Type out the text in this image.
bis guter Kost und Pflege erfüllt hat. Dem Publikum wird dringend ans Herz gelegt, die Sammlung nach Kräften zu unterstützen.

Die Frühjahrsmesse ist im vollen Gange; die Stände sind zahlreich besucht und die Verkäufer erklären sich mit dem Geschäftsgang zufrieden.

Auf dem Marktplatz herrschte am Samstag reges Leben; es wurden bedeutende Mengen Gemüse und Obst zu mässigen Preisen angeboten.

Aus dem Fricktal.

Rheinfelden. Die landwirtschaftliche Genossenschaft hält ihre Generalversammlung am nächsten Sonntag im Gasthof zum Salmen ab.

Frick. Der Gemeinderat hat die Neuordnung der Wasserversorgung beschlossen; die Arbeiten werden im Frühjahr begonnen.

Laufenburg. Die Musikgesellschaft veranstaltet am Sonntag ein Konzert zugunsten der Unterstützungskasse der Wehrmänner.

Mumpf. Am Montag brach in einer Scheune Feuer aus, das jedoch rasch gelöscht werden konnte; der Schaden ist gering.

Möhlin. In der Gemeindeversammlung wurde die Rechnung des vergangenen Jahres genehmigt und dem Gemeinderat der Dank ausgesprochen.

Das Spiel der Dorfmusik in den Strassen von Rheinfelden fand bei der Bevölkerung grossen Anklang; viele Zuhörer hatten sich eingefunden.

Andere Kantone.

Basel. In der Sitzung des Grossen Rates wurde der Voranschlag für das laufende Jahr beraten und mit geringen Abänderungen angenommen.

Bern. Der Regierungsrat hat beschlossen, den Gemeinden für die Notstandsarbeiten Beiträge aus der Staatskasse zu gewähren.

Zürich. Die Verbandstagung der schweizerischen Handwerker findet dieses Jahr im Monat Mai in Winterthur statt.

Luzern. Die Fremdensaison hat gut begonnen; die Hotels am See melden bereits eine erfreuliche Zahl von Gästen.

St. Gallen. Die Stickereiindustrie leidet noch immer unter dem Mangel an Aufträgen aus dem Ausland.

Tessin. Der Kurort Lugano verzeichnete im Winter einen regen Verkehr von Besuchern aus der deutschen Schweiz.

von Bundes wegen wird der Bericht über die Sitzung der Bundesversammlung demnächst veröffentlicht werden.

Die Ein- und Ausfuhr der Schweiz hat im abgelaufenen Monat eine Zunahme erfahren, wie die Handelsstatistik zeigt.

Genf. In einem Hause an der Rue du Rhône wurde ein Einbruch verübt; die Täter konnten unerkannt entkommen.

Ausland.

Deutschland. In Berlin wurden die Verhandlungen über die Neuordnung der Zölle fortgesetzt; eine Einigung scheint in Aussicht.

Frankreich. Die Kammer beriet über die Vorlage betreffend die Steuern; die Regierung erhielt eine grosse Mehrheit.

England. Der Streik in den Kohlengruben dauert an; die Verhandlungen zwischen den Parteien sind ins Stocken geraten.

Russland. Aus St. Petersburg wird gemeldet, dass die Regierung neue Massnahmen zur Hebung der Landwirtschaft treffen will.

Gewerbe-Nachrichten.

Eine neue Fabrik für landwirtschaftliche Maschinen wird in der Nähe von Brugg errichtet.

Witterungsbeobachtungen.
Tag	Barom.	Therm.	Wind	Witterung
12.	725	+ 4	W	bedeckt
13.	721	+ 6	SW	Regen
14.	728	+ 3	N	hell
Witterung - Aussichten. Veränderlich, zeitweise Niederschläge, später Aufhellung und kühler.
########################################
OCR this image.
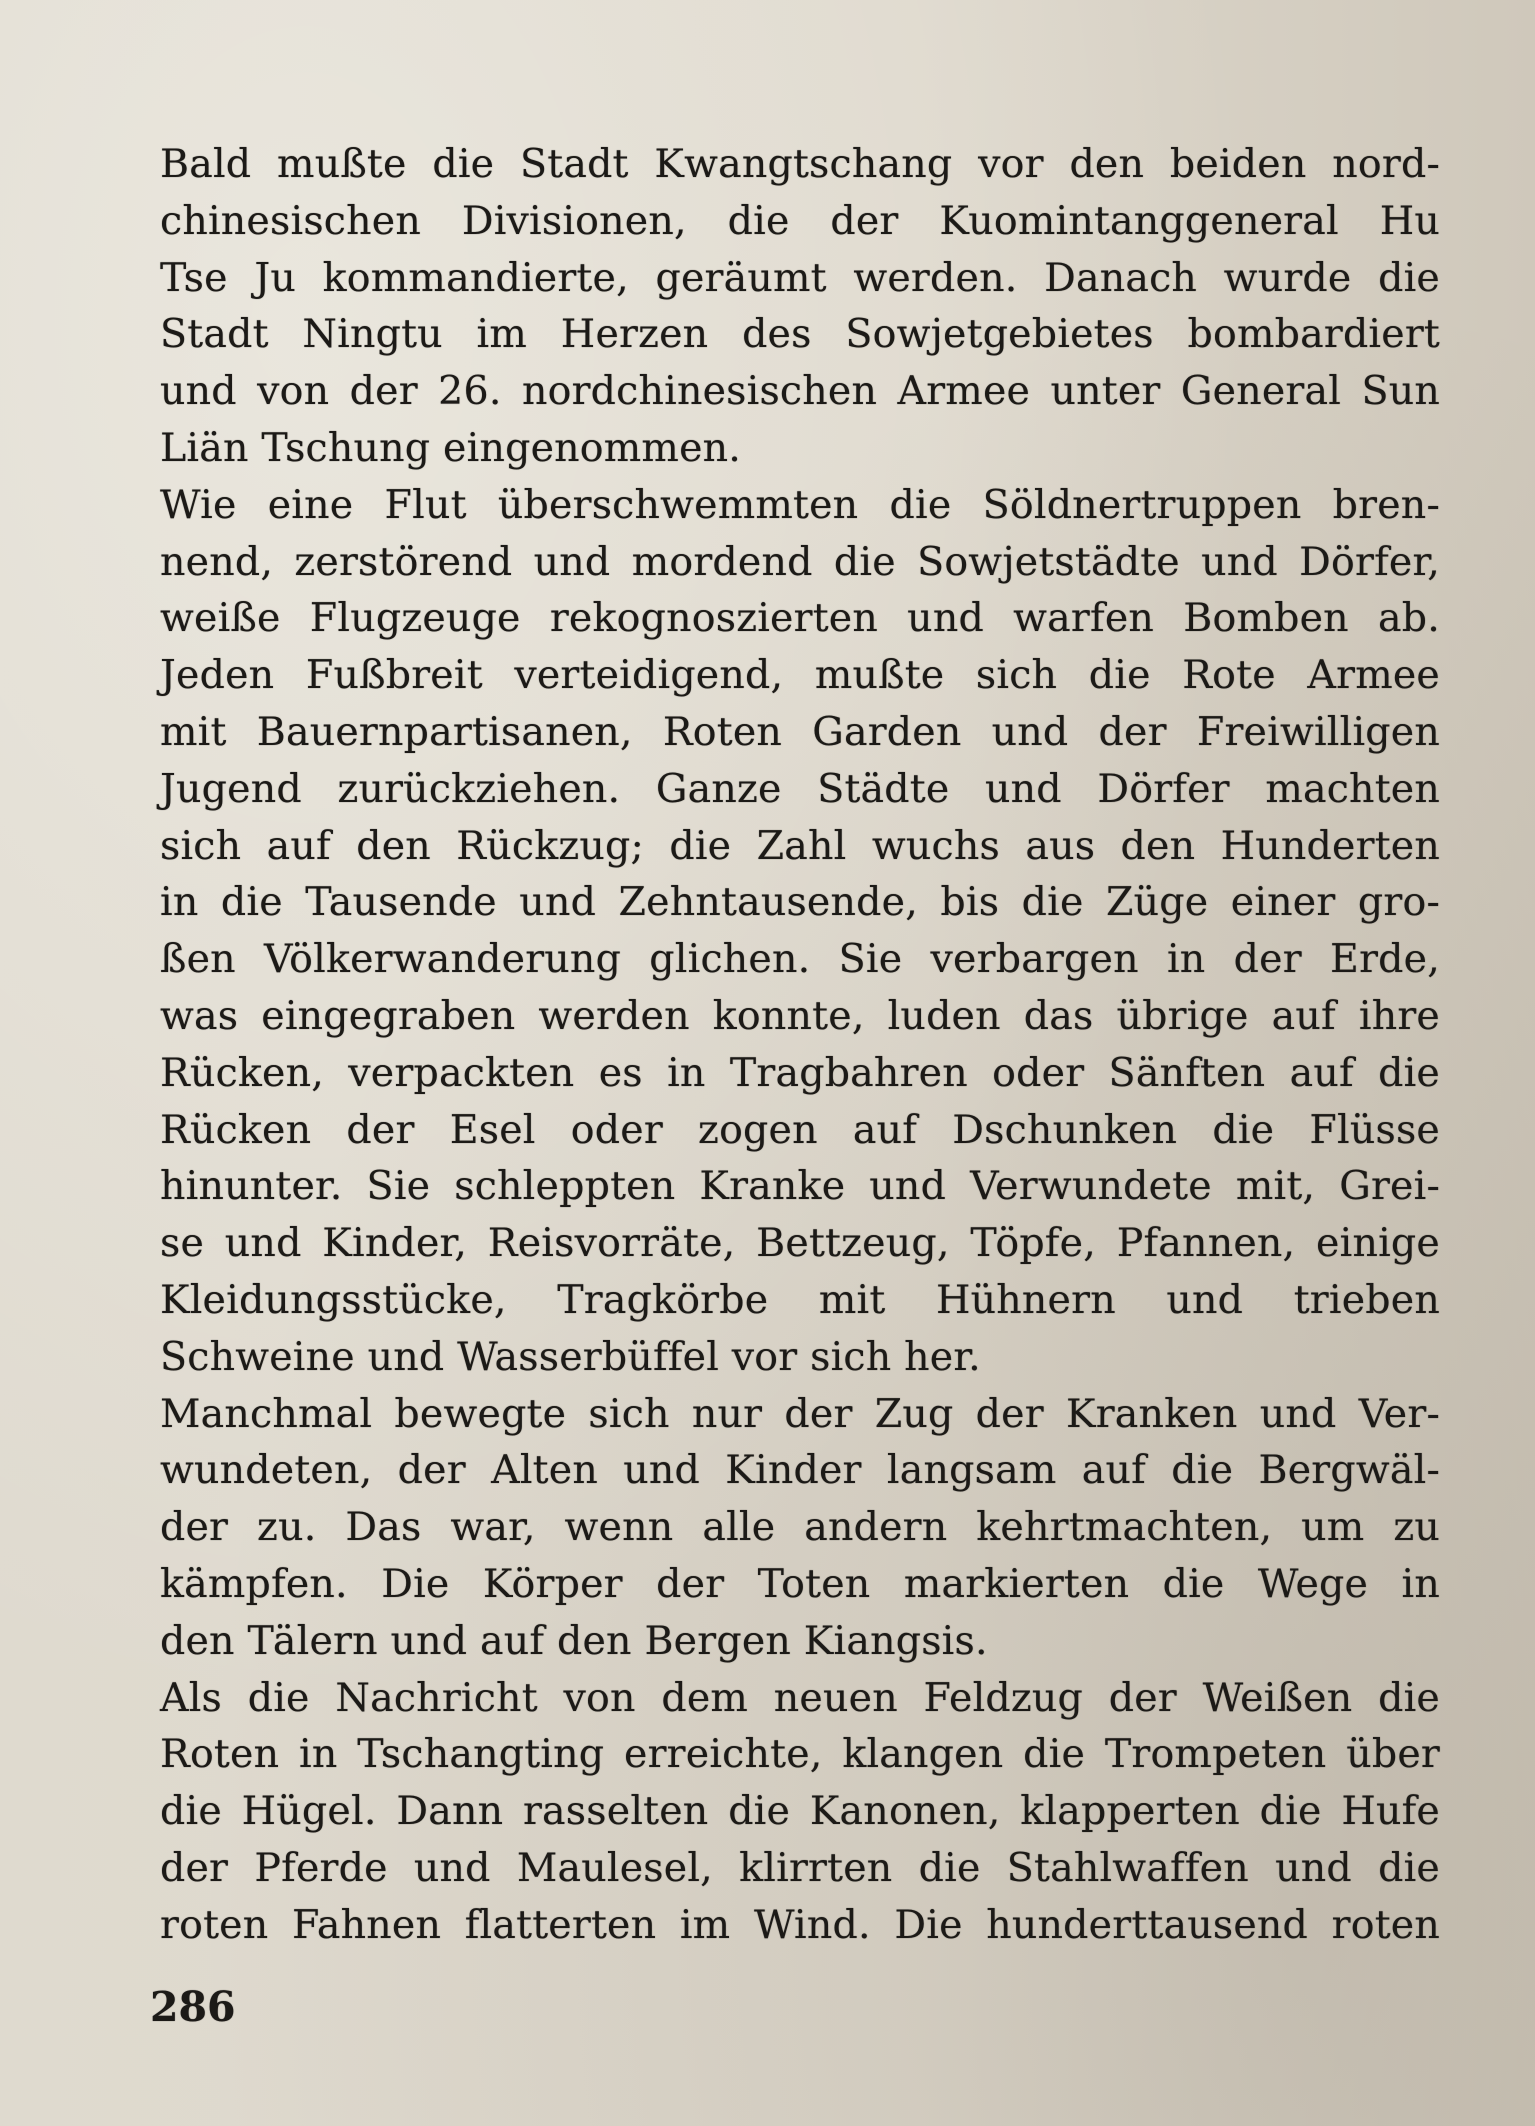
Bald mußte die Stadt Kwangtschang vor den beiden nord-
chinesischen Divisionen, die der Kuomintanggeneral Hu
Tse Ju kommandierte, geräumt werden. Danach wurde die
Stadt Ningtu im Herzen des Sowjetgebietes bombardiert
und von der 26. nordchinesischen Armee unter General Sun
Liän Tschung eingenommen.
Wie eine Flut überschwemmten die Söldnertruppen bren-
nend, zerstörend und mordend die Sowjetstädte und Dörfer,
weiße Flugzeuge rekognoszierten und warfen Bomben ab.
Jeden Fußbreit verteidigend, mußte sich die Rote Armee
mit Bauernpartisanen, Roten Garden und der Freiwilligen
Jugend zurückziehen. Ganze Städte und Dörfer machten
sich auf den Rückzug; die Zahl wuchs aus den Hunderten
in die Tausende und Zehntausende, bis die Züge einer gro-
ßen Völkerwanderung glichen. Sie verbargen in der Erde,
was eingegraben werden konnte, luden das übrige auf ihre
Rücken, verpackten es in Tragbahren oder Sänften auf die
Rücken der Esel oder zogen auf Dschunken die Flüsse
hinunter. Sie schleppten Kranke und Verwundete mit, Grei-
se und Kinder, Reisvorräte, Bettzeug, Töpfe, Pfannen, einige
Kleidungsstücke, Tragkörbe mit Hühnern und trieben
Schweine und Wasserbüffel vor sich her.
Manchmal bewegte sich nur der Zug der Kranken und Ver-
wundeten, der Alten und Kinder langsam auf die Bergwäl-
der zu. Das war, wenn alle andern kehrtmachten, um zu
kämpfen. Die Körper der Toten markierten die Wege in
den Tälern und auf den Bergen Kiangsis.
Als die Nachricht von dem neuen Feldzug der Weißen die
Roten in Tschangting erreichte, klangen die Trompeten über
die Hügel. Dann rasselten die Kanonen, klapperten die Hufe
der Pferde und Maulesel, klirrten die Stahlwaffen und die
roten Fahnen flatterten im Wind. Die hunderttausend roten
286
########################################
Identify each line of the material where the word "Ausland" shows up, and copy it.

St. Gallen. Die Stickereiindustrie leidet noch immer unter dem Mangel an Aufträgen aus dem Ausland.
Ausland.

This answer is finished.